_SET TASK_
Extract every row below that contains the word "their", copying each such row in full.

_INPUT RECORDS_
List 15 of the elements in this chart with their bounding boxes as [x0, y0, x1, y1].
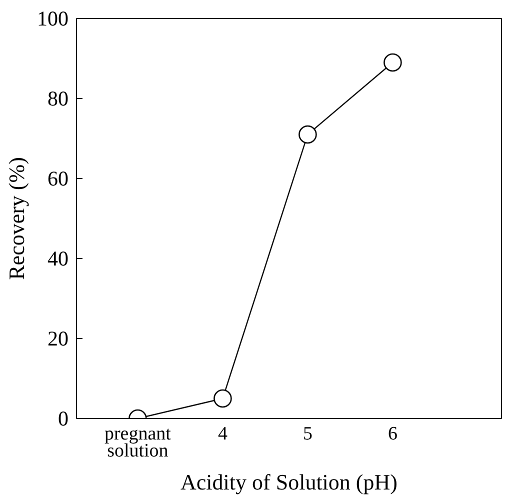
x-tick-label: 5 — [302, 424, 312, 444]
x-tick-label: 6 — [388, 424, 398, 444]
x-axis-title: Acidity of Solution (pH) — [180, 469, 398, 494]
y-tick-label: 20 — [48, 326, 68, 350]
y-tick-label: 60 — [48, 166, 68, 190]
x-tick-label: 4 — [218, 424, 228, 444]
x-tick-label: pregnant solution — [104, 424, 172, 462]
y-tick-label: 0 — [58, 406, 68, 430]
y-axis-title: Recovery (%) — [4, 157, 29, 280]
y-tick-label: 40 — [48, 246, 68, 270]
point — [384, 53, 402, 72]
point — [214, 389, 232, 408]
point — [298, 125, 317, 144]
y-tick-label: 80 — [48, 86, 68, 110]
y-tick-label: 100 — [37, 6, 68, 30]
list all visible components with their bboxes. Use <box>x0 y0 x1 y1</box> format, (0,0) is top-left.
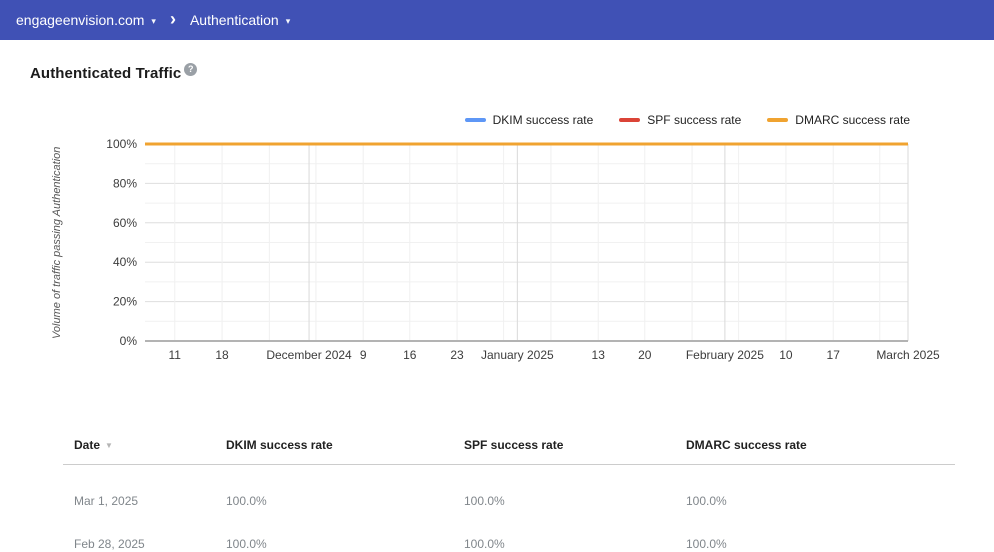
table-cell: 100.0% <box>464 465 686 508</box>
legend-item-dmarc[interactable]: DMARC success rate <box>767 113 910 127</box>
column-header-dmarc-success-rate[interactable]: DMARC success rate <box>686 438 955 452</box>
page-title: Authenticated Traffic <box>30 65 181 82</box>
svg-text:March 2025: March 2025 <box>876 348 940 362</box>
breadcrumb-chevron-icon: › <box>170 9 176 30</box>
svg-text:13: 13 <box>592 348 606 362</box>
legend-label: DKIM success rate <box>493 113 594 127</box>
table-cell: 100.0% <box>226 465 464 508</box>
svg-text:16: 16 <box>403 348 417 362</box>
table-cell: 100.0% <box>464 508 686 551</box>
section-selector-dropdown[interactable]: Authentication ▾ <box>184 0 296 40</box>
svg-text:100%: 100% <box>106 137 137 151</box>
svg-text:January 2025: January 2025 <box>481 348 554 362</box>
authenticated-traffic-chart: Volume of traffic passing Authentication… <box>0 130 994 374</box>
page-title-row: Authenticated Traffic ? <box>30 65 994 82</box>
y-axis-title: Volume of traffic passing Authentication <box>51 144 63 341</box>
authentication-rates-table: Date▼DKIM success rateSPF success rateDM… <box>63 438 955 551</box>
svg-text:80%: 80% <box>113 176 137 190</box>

_CORRECT RESPONSE_
List 15 of the elements in this chart with their bounding boxes as [x0, y0, x1, y1].
list all visible components with their bboxes. Use <box>x0 y0 x1 y1</box> format, (0,0) is top-left.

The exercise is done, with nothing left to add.